What is asked.
Put everything from the first of these lines down to the one that contains "- y-tick-label: 0%: [49, 646, 72, 663]", both included, into a JSON list of strings with one string per line and blank lines left out.

[Element position data]
======

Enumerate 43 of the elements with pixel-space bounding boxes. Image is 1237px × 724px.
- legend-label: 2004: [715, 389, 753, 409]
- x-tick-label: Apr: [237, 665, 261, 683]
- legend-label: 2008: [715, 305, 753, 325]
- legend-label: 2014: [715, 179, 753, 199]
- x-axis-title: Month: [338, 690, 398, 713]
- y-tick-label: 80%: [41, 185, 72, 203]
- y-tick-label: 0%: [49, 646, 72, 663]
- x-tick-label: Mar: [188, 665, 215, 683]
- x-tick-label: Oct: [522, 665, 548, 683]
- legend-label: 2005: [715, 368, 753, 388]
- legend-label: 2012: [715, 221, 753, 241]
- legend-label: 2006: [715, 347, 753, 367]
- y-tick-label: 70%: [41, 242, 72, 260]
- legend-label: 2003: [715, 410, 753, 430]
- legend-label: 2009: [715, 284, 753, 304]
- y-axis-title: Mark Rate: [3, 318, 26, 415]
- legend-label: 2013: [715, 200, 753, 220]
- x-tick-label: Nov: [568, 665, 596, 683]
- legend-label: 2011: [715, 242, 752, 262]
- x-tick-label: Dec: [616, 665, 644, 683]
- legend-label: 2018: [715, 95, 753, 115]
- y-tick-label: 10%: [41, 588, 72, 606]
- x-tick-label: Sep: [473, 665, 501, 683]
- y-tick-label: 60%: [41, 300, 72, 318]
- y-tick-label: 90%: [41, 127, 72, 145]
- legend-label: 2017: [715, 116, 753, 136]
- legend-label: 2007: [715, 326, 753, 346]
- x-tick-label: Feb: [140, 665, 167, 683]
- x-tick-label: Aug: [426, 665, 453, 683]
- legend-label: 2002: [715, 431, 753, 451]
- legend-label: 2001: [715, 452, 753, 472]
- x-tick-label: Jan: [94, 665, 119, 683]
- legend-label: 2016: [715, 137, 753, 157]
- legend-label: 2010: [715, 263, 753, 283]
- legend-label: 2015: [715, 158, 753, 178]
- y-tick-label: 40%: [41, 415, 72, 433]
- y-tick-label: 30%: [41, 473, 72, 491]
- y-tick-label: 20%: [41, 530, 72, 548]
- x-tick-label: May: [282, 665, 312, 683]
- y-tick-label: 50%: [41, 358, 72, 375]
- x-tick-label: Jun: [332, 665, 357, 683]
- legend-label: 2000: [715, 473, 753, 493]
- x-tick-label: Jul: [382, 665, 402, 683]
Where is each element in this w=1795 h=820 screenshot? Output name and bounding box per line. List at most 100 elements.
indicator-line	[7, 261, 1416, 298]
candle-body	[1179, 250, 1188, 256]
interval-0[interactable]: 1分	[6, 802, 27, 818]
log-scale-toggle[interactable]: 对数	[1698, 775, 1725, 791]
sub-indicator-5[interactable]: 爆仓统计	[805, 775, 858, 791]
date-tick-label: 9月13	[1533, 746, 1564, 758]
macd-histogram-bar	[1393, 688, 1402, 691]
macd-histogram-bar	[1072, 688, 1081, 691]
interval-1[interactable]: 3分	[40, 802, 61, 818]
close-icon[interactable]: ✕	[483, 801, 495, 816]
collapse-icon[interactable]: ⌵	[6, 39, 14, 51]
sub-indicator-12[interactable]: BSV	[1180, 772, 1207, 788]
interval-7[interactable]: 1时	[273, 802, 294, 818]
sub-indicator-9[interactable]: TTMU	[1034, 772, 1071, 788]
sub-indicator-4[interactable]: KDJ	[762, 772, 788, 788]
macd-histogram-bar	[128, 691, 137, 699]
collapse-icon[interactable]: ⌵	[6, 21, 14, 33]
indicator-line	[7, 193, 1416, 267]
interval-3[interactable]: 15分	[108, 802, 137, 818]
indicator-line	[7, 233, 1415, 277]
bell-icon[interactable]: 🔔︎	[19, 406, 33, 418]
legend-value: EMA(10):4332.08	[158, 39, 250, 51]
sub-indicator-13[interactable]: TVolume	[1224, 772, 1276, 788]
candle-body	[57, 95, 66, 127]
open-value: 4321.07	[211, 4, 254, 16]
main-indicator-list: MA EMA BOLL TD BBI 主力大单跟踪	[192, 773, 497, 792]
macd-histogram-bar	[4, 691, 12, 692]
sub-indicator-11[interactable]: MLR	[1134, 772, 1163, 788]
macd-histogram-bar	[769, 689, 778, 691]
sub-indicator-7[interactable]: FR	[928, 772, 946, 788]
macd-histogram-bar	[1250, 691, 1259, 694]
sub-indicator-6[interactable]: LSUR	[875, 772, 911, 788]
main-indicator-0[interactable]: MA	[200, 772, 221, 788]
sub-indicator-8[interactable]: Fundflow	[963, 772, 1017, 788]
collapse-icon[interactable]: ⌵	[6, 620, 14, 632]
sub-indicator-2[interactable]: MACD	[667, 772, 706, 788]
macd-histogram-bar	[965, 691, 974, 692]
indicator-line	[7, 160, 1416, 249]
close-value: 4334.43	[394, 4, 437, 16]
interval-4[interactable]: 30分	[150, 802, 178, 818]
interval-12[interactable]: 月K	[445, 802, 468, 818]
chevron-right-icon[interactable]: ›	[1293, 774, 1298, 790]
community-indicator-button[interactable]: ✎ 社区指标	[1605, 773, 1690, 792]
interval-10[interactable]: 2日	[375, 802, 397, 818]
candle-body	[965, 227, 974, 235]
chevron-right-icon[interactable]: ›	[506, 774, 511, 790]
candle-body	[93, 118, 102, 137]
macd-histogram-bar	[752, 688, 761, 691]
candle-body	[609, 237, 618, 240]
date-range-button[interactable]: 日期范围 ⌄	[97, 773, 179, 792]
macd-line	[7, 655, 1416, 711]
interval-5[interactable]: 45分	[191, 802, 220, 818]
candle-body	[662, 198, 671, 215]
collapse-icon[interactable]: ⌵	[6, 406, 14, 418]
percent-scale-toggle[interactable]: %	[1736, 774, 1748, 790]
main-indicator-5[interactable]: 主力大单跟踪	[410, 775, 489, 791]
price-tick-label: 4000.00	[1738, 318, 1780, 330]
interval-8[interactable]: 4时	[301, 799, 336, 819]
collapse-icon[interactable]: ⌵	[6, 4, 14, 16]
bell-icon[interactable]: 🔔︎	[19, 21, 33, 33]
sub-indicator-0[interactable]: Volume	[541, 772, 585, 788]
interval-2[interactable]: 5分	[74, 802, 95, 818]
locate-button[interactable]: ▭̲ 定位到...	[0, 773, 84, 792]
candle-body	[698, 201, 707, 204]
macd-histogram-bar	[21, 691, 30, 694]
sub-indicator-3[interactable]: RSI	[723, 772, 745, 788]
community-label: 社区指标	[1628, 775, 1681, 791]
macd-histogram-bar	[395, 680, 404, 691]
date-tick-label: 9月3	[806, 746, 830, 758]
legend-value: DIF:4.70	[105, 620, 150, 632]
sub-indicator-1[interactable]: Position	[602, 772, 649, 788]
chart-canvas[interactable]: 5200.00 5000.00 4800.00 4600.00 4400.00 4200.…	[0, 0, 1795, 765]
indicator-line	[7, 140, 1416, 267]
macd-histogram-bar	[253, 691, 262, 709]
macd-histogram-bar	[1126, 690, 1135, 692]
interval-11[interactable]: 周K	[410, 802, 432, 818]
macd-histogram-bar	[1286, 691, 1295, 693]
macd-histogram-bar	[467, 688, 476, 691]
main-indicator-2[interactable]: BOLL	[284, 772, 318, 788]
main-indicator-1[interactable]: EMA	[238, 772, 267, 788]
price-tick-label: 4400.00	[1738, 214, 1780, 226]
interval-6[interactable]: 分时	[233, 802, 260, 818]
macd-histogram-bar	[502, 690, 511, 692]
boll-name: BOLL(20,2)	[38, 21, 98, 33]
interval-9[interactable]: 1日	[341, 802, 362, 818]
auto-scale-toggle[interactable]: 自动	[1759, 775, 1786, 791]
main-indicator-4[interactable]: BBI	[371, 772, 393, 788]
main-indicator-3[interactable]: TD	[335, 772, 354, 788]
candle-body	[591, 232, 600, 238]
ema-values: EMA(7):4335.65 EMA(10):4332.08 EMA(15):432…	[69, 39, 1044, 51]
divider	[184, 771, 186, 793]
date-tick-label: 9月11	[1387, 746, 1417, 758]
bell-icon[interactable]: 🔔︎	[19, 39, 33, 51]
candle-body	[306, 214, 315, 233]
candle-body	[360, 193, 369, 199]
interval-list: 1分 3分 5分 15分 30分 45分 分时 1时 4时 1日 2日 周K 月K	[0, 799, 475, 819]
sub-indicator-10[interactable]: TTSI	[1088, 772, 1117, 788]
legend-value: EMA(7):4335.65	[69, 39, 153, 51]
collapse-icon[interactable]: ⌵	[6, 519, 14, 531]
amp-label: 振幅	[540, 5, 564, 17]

======

Result of this task.
[
  "Enumerate 43 of the elements with pixel-space bounding boxes. Image is 1237px × 724px.",
  "- legend-label: 2004: [715, 389, 753, 409]",
  "- x-tick-label: Apr: [237, 665, 261, 683]",
  "- legend-label: 2008: [715, 305, 753, 325]",
  "- legend-label: 2014: [715, 179, 753, 199]",
  "- x-axis-title: Month: [338, 690, 398, 713]",
  "- y-tick-label: 80%: [41, 185, 72, 203]",
  "- y-tick-label: 0%: [49, 646, 72, 663]"
]